▸ **PROBLEM**
Copy out all lines where "this" appears.
___ INPUT ROWS
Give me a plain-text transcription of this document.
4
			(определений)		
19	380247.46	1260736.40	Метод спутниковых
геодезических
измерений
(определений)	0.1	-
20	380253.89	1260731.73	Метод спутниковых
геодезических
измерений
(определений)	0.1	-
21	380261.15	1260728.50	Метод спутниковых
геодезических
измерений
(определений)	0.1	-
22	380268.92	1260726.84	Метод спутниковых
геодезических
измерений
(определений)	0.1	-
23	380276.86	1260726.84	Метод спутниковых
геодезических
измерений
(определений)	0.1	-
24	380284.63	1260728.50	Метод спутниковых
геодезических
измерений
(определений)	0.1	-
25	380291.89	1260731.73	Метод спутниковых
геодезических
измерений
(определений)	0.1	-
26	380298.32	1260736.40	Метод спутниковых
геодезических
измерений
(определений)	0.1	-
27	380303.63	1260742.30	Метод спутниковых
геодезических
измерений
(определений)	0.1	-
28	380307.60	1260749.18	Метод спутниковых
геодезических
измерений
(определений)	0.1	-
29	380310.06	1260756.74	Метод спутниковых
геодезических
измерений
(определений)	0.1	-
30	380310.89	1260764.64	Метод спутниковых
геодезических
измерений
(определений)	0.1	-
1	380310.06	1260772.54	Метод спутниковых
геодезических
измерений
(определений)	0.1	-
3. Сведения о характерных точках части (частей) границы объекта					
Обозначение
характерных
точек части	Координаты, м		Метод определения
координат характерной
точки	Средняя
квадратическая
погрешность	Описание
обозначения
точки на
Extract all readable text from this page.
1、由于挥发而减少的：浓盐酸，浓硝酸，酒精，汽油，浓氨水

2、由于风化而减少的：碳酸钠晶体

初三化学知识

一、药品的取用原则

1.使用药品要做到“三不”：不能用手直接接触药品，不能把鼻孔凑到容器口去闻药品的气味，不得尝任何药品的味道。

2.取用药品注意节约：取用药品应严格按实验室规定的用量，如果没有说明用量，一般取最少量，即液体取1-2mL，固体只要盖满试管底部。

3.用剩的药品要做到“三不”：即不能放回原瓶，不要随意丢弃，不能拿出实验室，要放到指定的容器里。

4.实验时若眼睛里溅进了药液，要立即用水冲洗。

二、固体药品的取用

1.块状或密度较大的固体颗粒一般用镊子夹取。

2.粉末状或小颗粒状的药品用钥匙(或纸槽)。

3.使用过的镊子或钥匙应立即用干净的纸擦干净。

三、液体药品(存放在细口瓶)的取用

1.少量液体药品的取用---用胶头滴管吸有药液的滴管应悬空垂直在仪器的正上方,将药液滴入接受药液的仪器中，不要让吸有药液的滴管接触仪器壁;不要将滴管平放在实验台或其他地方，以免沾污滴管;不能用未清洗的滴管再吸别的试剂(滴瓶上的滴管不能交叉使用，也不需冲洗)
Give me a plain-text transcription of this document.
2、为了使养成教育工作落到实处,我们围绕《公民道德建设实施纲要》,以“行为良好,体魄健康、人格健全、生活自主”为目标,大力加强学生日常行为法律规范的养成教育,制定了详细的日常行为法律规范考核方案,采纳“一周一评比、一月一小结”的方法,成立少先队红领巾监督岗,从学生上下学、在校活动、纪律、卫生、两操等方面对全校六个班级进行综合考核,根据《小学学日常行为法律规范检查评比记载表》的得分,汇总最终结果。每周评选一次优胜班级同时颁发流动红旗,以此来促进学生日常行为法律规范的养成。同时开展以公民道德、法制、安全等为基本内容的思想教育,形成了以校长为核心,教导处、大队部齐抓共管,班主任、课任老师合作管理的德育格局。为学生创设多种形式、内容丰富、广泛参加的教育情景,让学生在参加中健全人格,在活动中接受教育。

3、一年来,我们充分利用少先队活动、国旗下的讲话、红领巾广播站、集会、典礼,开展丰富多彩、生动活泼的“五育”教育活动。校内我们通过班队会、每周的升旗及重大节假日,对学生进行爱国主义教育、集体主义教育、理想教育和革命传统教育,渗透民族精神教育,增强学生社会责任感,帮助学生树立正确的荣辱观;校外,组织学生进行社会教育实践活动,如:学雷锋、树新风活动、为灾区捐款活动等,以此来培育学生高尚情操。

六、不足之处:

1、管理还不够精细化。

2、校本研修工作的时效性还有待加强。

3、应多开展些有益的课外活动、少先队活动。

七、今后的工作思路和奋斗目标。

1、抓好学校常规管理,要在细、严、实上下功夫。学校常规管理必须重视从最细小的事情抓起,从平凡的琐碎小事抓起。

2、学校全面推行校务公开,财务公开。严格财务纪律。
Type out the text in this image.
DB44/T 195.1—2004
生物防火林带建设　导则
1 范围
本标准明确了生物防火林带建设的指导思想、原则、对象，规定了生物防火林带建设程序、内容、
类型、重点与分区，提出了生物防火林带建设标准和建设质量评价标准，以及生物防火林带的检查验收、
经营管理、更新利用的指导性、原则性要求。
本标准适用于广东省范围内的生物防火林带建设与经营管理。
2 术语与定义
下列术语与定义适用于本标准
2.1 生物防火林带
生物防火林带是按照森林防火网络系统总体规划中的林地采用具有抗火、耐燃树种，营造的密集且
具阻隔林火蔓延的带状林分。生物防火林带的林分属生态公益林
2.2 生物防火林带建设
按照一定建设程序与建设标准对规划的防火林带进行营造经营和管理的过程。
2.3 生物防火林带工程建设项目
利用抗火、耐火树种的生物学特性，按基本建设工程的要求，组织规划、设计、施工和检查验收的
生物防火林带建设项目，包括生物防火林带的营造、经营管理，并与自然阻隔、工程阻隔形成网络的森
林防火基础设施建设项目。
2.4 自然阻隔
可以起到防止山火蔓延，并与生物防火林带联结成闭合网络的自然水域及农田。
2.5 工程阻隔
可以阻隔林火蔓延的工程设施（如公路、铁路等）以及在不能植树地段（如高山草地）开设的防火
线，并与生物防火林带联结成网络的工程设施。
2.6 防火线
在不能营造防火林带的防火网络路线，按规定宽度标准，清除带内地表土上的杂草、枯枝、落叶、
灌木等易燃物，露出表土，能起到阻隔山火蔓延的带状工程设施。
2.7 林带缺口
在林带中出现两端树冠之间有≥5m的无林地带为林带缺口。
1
______
▸ **RESPONSE**
Give me a plain-text transcription of this document.
Extract all readable text from this page.
Give me a plain-text transcription of this document.
Type out the text in this image.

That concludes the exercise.